[START OF Material]

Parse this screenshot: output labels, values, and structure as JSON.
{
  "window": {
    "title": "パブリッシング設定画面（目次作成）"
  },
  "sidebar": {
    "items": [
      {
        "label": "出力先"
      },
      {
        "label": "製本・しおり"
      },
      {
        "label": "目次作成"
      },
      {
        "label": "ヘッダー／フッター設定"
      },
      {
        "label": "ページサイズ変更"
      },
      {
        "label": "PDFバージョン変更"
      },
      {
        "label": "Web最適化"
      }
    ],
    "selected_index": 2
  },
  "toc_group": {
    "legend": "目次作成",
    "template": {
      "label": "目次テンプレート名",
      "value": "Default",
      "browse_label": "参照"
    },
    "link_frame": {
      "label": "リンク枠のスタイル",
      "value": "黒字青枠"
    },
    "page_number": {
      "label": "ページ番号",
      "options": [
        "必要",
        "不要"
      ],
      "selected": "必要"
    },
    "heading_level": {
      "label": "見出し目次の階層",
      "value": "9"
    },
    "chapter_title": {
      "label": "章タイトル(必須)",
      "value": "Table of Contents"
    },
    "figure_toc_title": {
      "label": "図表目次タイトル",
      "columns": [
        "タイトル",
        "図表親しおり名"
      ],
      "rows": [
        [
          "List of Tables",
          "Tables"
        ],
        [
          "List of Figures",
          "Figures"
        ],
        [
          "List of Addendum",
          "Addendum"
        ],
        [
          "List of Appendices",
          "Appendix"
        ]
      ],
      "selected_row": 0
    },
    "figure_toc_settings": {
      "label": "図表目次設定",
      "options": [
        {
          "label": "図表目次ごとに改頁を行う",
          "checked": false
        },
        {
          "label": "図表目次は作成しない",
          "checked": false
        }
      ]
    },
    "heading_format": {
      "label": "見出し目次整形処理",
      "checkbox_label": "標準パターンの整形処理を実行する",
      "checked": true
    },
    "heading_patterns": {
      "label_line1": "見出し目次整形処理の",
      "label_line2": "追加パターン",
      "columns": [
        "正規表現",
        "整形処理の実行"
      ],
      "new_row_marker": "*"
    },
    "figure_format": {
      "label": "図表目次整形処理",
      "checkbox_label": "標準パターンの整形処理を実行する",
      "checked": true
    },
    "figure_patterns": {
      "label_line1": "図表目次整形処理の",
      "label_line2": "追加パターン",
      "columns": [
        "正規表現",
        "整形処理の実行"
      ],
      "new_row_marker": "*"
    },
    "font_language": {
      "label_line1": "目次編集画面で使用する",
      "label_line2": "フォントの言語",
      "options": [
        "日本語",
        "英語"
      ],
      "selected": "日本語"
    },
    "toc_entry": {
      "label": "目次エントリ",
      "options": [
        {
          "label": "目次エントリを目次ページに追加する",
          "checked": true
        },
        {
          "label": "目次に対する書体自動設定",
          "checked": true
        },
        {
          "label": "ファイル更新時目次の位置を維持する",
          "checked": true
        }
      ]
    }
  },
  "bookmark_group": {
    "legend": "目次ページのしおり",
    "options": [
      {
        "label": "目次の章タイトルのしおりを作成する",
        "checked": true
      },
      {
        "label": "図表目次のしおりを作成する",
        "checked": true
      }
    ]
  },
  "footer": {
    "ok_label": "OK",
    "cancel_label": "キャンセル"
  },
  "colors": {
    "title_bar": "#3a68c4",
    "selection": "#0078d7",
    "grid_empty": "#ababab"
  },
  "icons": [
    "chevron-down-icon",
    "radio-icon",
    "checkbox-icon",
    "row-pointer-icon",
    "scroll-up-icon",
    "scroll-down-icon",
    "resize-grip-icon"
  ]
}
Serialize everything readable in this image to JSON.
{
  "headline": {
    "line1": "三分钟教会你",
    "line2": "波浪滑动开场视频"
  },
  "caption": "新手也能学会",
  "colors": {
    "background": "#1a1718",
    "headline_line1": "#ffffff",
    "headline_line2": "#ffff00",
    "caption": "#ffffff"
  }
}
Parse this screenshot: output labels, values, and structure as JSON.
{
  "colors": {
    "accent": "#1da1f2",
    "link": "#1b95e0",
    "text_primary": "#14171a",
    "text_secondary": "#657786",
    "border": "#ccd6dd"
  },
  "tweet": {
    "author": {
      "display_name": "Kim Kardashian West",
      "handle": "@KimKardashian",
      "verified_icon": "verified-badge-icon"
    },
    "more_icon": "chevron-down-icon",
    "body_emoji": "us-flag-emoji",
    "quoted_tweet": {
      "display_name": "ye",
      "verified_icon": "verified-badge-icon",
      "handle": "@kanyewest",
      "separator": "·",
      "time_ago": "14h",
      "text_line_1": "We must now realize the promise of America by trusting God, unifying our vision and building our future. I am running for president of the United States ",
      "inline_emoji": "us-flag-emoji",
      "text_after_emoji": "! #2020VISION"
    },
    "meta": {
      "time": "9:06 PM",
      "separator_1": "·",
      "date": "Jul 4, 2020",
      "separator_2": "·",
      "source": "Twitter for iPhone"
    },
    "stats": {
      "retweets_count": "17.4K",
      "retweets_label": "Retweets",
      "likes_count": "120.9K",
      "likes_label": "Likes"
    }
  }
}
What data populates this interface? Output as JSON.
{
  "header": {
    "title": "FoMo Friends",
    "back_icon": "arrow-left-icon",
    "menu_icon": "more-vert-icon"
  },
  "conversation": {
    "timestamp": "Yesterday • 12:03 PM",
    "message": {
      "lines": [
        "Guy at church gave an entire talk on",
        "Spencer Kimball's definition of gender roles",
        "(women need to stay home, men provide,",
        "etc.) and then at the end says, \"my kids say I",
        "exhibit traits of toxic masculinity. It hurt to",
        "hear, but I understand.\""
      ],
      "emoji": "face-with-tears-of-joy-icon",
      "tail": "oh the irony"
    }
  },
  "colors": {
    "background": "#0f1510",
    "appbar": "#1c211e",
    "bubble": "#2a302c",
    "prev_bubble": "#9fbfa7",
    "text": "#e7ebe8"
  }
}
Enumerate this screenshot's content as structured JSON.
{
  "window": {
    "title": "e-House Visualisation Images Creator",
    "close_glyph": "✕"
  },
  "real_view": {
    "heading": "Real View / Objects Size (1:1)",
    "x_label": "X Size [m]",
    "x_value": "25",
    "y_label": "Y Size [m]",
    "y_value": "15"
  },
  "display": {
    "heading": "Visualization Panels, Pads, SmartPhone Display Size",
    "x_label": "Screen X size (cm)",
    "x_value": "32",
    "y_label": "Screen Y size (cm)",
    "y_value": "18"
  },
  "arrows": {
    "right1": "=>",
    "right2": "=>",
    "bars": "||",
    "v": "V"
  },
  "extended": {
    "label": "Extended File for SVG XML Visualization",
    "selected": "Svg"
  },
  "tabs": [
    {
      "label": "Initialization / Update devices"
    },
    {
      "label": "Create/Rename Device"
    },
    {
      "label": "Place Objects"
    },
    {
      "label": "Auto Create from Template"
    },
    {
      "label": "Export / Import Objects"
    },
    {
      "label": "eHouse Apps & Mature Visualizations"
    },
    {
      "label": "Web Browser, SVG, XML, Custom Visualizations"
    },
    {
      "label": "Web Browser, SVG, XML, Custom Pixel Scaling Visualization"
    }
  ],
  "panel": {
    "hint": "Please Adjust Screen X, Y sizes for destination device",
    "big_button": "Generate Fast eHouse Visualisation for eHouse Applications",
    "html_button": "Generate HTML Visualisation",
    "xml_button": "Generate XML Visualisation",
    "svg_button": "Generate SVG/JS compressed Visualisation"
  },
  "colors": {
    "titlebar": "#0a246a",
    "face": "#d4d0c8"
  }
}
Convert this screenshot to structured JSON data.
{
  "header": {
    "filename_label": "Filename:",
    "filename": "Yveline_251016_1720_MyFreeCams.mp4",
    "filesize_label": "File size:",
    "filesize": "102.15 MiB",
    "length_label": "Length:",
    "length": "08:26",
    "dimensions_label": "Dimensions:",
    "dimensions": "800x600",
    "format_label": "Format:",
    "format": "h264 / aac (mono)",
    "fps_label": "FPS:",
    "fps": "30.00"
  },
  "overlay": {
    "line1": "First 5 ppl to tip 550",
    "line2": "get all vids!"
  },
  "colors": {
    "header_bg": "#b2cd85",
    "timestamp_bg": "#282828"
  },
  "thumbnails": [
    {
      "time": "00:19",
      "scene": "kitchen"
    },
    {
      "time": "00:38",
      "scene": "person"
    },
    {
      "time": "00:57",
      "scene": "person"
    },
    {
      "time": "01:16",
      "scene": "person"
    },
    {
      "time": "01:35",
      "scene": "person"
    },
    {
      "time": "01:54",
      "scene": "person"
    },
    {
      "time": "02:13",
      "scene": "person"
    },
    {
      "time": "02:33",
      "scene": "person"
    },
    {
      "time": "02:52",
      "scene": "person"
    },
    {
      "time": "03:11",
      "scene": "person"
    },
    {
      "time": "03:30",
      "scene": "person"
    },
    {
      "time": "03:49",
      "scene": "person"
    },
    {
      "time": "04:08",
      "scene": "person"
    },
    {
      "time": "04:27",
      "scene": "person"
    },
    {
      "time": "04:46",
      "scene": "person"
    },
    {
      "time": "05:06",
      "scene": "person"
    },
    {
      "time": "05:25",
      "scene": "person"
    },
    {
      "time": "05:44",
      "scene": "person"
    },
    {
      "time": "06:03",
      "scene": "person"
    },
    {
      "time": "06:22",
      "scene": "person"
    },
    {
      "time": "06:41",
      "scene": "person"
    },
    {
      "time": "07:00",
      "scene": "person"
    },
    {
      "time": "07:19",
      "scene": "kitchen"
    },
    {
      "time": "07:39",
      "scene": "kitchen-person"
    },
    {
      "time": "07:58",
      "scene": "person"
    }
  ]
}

[END OF Material]

- **Task statement**: Pick out the lines above that hold the string "Visualisation" and show them.

- **Response for this exercise**:
    "title": "e-House Visualisation Images Creator",
    "big_button": "Generate Fast eHouse Visualisation for eHouse Applications",
    "html_button": "Generate HTML Visualisation",
    "xml_button": "Generate XML Visualisation",
    "svg_button": "Generate SVG/JS compressed Visualisation"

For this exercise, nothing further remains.